Search the entries below. Return every line that has "same" in it.

(begin)

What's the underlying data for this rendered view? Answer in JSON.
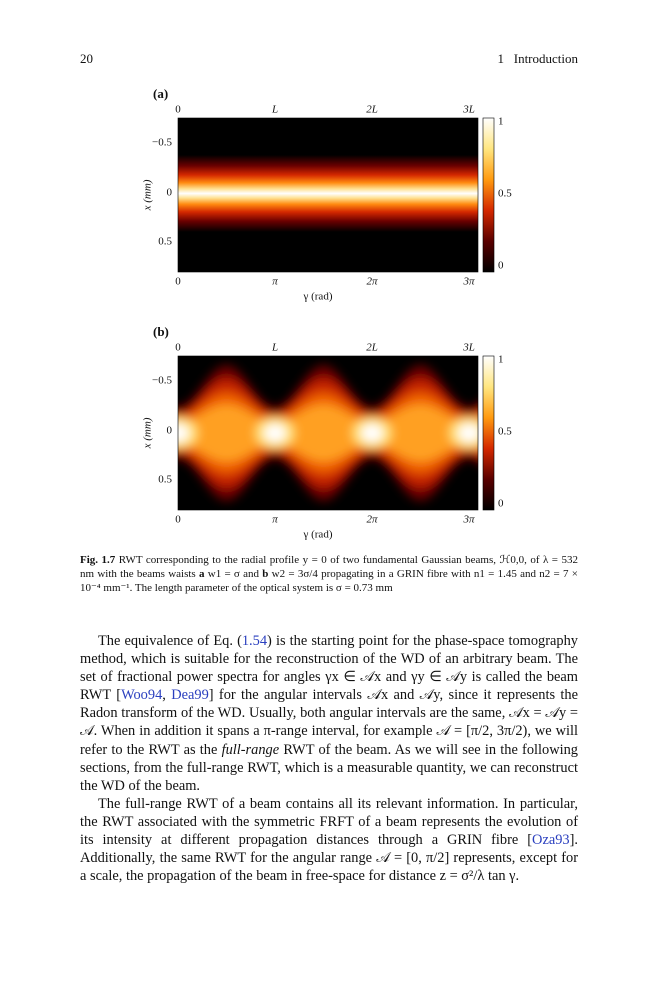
{
  "header": {
    "page": "20",
    "chapter": "1   Introduction"
  },
  "figure": {
    "panels": [
      {
        "label": "(a)",
        "top_ticks": [
          "0",
          "L",
          "2L",
          "3L"
        ],
        "bottom_ticks": [
          "0",
          "π",
          "2π",
          "3π"
        ],
        "x_label": "γ (rad)",
        "y_label": "x (mm)",
        "y_ticks": [
          "−0.5",
          "0",
          "0.5"
        ],
        "colorbar_ticks": [
          "1",
          "0.5",
          "0"
        ]
      },
      {
        "label": "(b)",
        "top_ticks": [
          "0",
          "L",
          "2L",
          "3L"
        ],
        "bottom_ticks": [
          "0",
          "π",
          "2π",
          "3π"
        ],
        "x_label": "γ (rad)",
        "y_label": "x (mm)",
        "y_ticks": [
          "−0.5",
          "0",
          "0.5"
        ],
        "colorbar_ticks": [
          "1",
          "0.5",
          "0"
        ]
      }
    ],
    "caption": [
      "Fig. 1.7",
      " RWT corresponding to the radial profile y = 0 of two fundamental Gaussian beams, ℋ0,0, of λ = 532 nm with the beams waists ",
      "a",
      " w1 = σ and ",
      "b",
      " w2 = 3σ/4 propagating in a GRIN fibre with n1 = 1.45 and n2 = 7 × 10⁻⁴ mm⁻¹. The length parameter of the optical system is σ = 0.73 mm"
    ]
  },
  "paragraphs": [
    [
      "The equivalence of Eq. (",
      "1.54",
      ") is the starting point for the phase-space tomography method, which is suitable for the reconstruction of the WD of an arbitrary beam. The set of fractional power spectra for angles γx ∈ 𝒜x and γy ∈ 𝒜y is called the beam RWT [",
      "Woo94",
      ", ",
      "Dea99",
      "] for the angular intervals 𝒜x and 𝒜y, since it represents the Radon transform of the WD. Usually, both angular intervals are the same, 𝒜x = 𝒜y = 𝒜. When in addition it spans a π-range interval, for example 𝒜 = [π/2, 3π/2), we will refer to the RWT as the ",
      "full-range",
      " RWT of the beam. As we will see in the following sections, from the full-range RWT, which is a measurable quantity, we can reconstruct the WD of the beam."
    ],
    [
      "The full-range RWT of a beam contains all its relevant information. In particular, the RWT associated with the symmetric FRFT of a beam represents the evolution of its intensity at different propagation distances through a GRIN fibre [",
      "Oza93",
      "]. Additionally, the same RWT for the angular range 𝒜 = [0, π/2] represents, except for a scale, the propagation of the beam in free-space for distance z = σ²/λ tan γ."
    ]
  ]
}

(end)

> **EXPECTED ANSWER**
      "] for the angular intervals 𝒜x and 𝒜y, since it represents the Radon transform of the WD. Usually, both angular intervals are the same, 𝒜x = 𝒜y = 𝒜. When in addition it spans a π-range interval, for example 𝒜 = [π/2, 3π/2), we will refer to the RWT as the ",
      "]. Additionally, the same RWT for the angular range 𝒜 = [0, π/2] represents, except for a scale, the propagation of the beam in free-space for distance z = σ²/λ tan γ."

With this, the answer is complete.